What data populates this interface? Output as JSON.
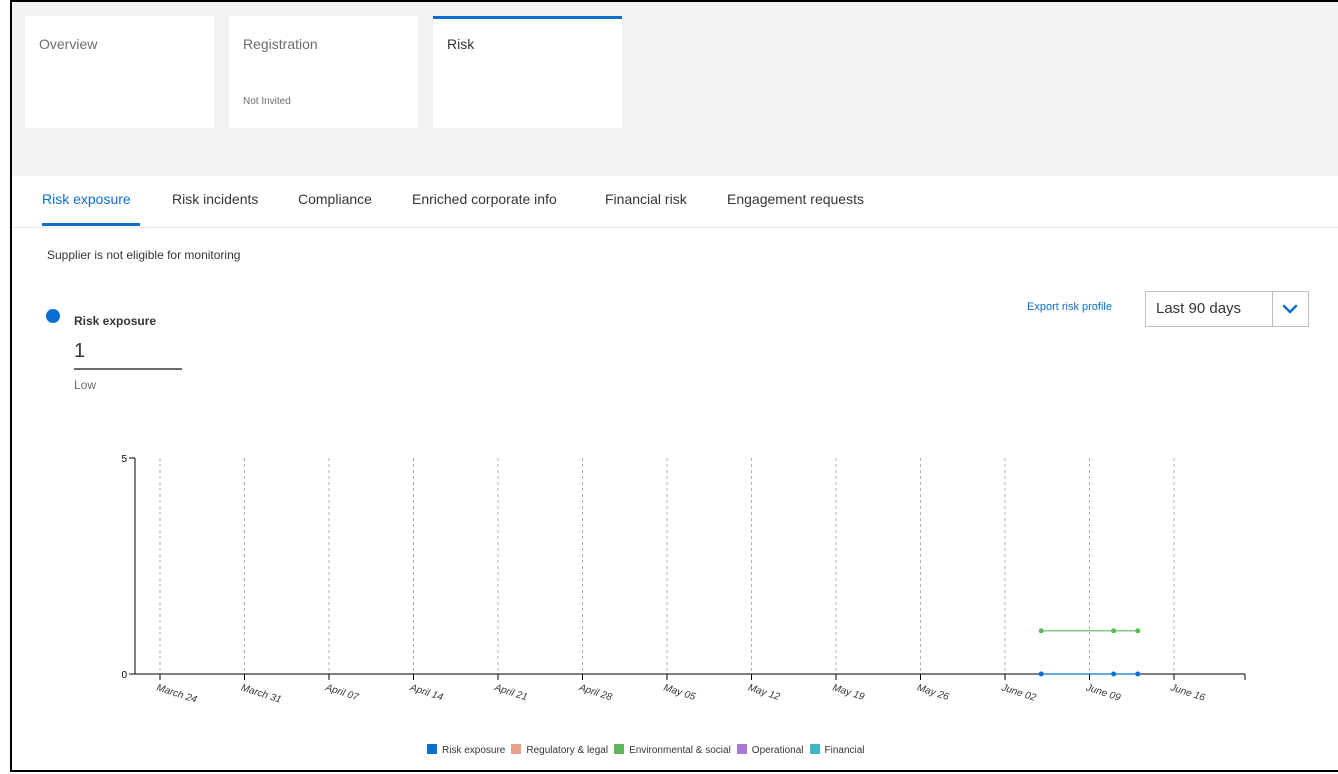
{
  "tiles": [
    {
      "title": "Overview",
      "subtitle": ""
    },
    {
      "title": "Registration",
      "subtitle": "Not Invited"
    },
    {
      "title": "Risk",
      "subtitle": ""
    }
  ],
  "tabs": [
    {
      "label": "Risk exposure",
      "active": true
    },
    {
      "label": "Risk incidents"
    },
    {
      "label": "Compliance"
    },
    {
      "label": "Enriched corporate info"
    },
    {
      "label": "Financial risk"
    },
    {
      "label": "Engagement requests"
    }
  ],
  "eligibility_message": "Supplier is not eligible for monitoring",
  "risk_summary": {
    "title": "Risk exposure",
    "value": "1",
    "level": "Low",
    "dot_color": "#0a6ed1"
  },
  "export_link": "Export risk profile",
  "range_select": {
    "value": "Last 90 days",
    "icon": "chevron-down-icon"
  },
  "colors": {
    "accent": "#0a6ed1"
  },
  "chart_data": {
    "type": "line",
    "x_categories": [
      "March 24",
      "March 31",
      "April 07",
      "April 14",
      "April 21",
      "April 28",
      "May 05",
      "May 12",
      "May 19",
      "May 26",
      "June 02",
      "June 09",
      "June 16"
    ],
    "ylim": [
      0,
      5
    ],
    "yticks": [
      0,
      5
    ],
    "grid": "vertical dashed",
    "legend_position": "bottom",
    "series": [
      {
        "name": "Risk exposure",
        "color": "#0a6ed1",
        "points": [
          [
            "June 05",
            0
          ],
          [
            "June 11",
            0
          ],
          [
            "June 13",
            0
          ]
        ]
      },
      {
        "name": "Regulatory & legal",
        "color": "#e8a28b",
        "points": []
      },
      {
        "name": "Environmental & social",
        "color": "#5cb85c",
        "points": [
          [
            "June 05",
            1
          ],
          [
            "June 11",
            1
          ],
          [
            "June 13",
            1
          ]
        ]
      },
      {
        "name": "Operational",
        "color": "#a77ad9",
        "points": []
      },
      {
        "name": "Financial",
        "color": "#3eb6c8",
        "points": []
      }
    ]
  }
}
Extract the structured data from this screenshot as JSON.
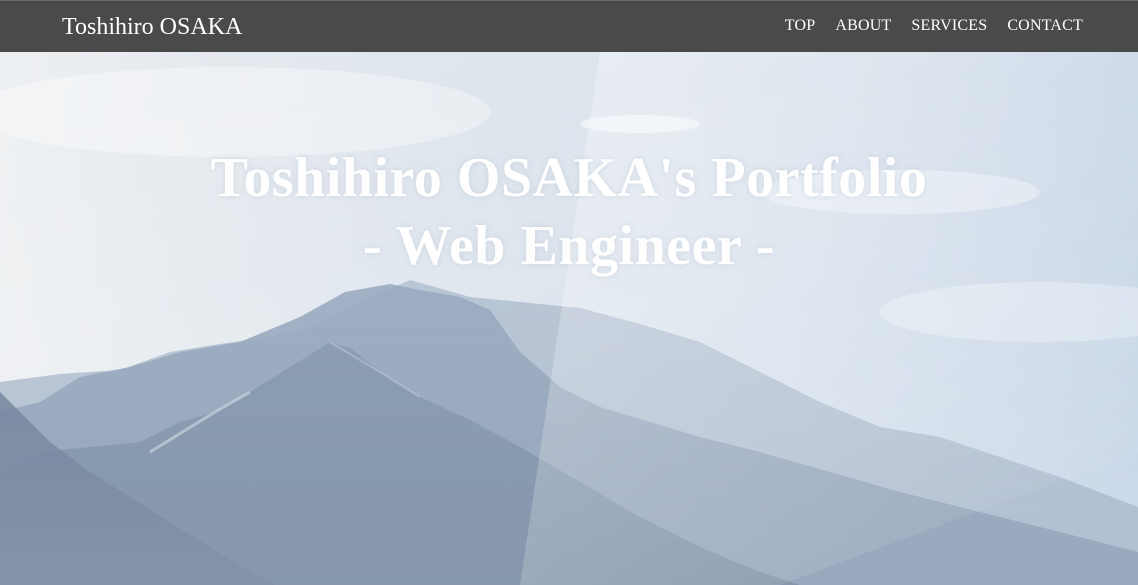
{
  "navbar": {
    "brand": "Toshihiro OSAKA",
    "links": [
      {
        "label": "TOP"
      },
      {
        "label": "ABOUT"
      },
      {
        "label": "SERVICES"
      },
      {
        "label": "CONTACT"
      }
    ]
  },
  "hero": {
    "title_line1": "Toshihiro OSAKA's Portfolio",
    "title_line2": "- Web Engineer -",
    "background_image": "misty-mountain-landscape"
  },
  "colors": {
    "navbar_bg": "#4a4a4a",
    "nav_text": "#ffffff",
    "hero_text": "#ffffff",
    "sky": "#c9d6e5",
    "mountain": "#6a7d96"
  }
}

**Your task:**
Reproduce verbatim, and only, the lines starting at the one that contains "Extract the structured" and ending with the final line of the records; leave out the pictures.

**Exercise solution:**
Extract the structured data from this screenshot as JSON.
{
  "navbar": {
    "brand": "Toshihiro OSAKA",
    "links": [
      {
        "label": "TOP"
      },
      {
        "label": "ABOUT"
      },
      {
        "label": "SERVICES"
      },
      {
        "label": "CONTACT"
      }
    ]
  },
  "hero": {
    "title_line1": "Toshihiro OSAKA's Portfolio",
    "title_line2": "- Web Engineer -",
    "background_image": "misty-mountain-landscape"
  },
  "colors": {
    "navbar_bg": "#4a4a4a",
    "nav_text": "#ffffff",
    "hero_text": "#ffffff",
    "sky": "#c9d6e5",
    "mountain": "#6a7d96"
  }
}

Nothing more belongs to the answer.